> _PROMPT_: The data must be written out once more, precisely as given.
[start RECORD EXTRACTS]
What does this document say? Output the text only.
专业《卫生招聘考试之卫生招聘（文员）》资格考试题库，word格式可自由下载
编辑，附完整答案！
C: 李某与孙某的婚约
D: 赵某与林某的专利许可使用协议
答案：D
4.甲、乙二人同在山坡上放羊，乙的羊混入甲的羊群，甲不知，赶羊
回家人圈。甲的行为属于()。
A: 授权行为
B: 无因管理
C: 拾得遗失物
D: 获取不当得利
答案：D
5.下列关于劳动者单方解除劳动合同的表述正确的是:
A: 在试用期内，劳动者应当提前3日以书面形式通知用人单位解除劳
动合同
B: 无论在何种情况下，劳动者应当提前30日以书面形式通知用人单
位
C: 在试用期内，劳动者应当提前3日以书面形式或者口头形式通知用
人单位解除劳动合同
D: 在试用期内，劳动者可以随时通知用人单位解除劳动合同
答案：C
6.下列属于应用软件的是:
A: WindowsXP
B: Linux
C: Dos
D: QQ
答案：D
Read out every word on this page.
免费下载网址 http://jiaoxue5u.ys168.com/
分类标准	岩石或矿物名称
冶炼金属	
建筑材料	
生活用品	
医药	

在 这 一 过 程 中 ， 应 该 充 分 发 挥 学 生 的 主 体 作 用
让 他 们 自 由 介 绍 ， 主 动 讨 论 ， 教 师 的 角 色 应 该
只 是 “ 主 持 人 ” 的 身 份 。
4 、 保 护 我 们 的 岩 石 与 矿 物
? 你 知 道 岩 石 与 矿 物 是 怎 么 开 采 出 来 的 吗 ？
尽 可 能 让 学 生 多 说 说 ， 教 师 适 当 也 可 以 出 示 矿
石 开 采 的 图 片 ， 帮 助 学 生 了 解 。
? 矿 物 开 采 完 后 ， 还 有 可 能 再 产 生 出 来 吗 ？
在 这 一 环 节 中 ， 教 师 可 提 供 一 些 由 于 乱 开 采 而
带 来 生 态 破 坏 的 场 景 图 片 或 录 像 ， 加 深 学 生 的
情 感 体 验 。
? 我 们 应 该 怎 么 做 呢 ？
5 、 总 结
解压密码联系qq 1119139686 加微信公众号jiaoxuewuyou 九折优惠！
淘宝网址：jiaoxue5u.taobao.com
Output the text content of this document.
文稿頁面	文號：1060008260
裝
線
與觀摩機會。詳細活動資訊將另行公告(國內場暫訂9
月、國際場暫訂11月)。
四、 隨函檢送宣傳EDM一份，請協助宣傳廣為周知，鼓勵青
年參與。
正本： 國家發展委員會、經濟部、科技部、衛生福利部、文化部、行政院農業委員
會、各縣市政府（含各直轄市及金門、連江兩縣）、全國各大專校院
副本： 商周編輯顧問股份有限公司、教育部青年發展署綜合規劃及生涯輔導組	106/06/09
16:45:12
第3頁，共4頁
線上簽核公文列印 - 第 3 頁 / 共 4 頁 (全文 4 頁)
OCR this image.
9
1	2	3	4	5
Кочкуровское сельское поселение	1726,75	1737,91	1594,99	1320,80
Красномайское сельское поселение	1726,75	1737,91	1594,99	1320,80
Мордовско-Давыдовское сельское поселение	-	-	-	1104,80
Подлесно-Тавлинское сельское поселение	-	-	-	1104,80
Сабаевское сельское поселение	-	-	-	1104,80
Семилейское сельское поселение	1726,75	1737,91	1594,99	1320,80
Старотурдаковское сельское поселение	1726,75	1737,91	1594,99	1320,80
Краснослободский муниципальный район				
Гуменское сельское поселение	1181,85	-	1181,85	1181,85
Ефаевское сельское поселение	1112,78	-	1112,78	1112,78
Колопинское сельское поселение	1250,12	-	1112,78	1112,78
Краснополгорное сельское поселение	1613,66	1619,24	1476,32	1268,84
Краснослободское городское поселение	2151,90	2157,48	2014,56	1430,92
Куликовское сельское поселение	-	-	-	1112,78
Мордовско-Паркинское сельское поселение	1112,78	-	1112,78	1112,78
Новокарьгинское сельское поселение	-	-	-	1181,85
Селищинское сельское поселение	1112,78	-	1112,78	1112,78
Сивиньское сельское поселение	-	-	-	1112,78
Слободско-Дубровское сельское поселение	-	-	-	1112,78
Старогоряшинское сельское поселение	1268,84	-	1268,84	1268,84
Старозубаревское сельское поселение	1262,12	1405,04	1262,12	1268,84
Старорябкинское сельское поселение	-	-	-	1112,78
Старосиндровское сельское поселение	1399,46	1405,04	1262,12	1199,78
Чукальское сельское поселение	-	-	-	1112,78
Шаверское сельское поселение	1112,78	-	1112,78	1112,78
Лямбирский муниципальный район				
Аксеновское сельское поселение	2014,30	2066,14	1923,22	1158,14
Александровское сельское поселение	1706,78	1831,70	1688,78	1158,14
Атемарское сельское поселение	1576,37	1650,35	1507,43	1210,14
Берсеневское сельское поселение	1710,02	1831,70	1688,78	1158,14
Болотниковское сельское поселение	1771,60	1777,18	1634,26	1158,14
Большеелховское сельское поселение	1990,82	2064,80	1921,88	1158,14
[end RECORD EXTRACTS]
> _SOLUTION TO THIS PROBLEM_:
What does this document say? Output the text only.
专业《卫生招聘考试之卫生招聘（文员）》资格考试题库，word格式可自由下载
编辑，附完整答案！
C: 李某与孙某的婚约
D: 赵某与林某的专利许可使用协议
答案：D
4.甲、乙二人同在山坡上放羊，乙的羊混入甲的羊群，甲不知，赶羊
回家人圈。甲的行为属于()。
A: 授权行为
B: 无因管理
C: 拾得遗失物
D: 获取不当得利
答案：D
5.下列关于劳动者单方解除劳动合同的表述正确的是:
A: 在试用期内，劳动者应当提前3日以书面形式通知用人单位解除劳
动合同
B: 无论在何种情况下，劳动者应当提前30日以书面形式通知用人单
位
C: 在试用期内，劳动者应当提前3日以书面形式或者口头形式通知用
人单位解除劳动合同
D: 在试用期内，劳动者可以随时通知用人单位解除劳动合同
答案：C
6.下列属于应用软件的是:
A: WindowsXP
B: Linux
C: Dos
D: QQ
答案：D
Read out every word on this page.
免费下载网址 http://jiaoxue5u.ys168.com/
分类标准	岩石或矿物名称
冶炼金属	
建筑材料	
生活用品	
医药	

在 这 一 过 程 中 ， 应 该 充 分 发 挥 学 生 的 主 体 作 用
让 他 们 自 由 介 绍 ， 主 动 讨 论 ， 教 师 的 角 色 应 该
只 是 “ 主 持 人 ” 的 身 份 。
4 、 保 护 我 们 的 岩 石 与 矿 物
? 你 知 道 岩 石 与 矿 物 是 怎 么 开 采 出 来 的 吗 ？
尽 可 能 让 学 生 多 说 说 ， 教 师 适 当 也 可 以 出 示 矿
石 开 采 的 图 片 ， 帮 助 学 生 了 解 。
? 矿 物 开 采 完 后 ， 还 有 可 能 再 产 生 出 来 吗 ？
在 这 一 环 节 中 ， 教 师 可 提 供 一 些 由 于 乱 开 采 而
带 来 生 态 破 坏 的 场 景 图 片 或 录 像 ， 加 深 学 生 的
情 感 体 验 。
? 我 们 应 该 怎 么 做 呢 ？
5 、 总 结
解压密码联系qq 1119139686 加微信公众号jiaoxuewuyou 九折优惠！
淘宝网址：jiaoxue5u.taobao.com
Output the text content of this document.
文稿頁面	文號：1060008260
裝
線
與觀摩機會。詳細活動資訊將另行公告(國內場暫訂9
月、國際場暫訂11月)。
四、 隨函檢送宣傳EDM一份，請協助宣傳廣為周知，鼓勵青
年參與。
正本： 國家發展委員會、經濟部、科技部、衛生福利部、文化部、行政院農業委員
會、各縣市政府（含各直轄市及金門、連江兩縣）、全國各大專校院
副本： 商周編輯顧問股份有限公司、教育部青年發展署綜合規劃及生涯輔導組	106/06/09
16:45:12
第3頁，共4頁
線上簽核公文列印 - 第 3 頁 / 共 4 頁 (全文 4 頁)
OCR this image.
9
1	2	3	4	5
Кочкуровское сельское поселение	1726,75	1737,91	1594,99	1320,80
Красномайское сельское поселение	1726,75	1737,91	1594,99	1320,80
Мордовско-Давыдовское сельское поселение	-	-	-	1104,80
Подлесно-Тавлинское сельское поселение	-	-	-	1104,80
Сабаевское сельское поселение	-	-	-	1104,80
Семилейское сельское поселение	1726,75	1737,91	1594,99	1320,80
Старотурдаковское сельское поселение	1726,75	1737,91	1594,99	1320,80
Краснослободский муниципальный район				
Гуменское сельское поселение	1181,85	-	1181,85	1181,85
Ефаевское сельское поселение	1112,78	-	1112,78	1112,78
Колопинское сельское поселение	1250,12	-	1112,78	1112,78
Краснополгорное сельское поселение	1613,66	1619,24	1476,32	1268,84
Краснослободское городское поселение	2151,90	2157,48	2014,56	1430,92
Куликовское сельское поселение	-	-	-	1112,78
Мордовско-Паркинское сельское поселение	1112,78	-	1112,78	1112,78
Новокарьгинское сельское поселение	-	-	-	1181,85
Селищинское сельское поселение	1112,78	-	1112,78	1112,78
Сивиньское сельское поселение	-	-	-	1112,78
Слободско-Дубровское сельское поселение	-	-	-	1112,78
Старогоряшинское сельское поселение	1268,84	-	1268,84	1268,84
Старозубаревское сельское поселение	1262,12	1405,04	1262,12	1268,84
Старорябкинское сельское поселение	-	-	-	1112,78
Старосиндровское сельское поселение	1399,46	1405,04	1262,12	1199,78
Чукальское сельское поселение	-	-	-	1112,78
Шаверское сельское поселение	1112,78	-	1112,78	1112,78
Лямбирский муниципальный район				
Аксеновское сельское поселение	2014,30	2066,14	1923,22	1158,14
Александровское сельское поселение	1706,78	1831,70	1688,78	1158,14
Атемарское сельское поселение	1576,37	1650,35	1507,43	1210,14
Берсеневское сельское поселение	1710,02	1831,70	1688,78	1158,14
Болотниковское сельское поселение	1771,60	1777,18	1634,26	1158,14
Большеелховское сельское поселение	1990,82	2064,80	1921,88	1158,14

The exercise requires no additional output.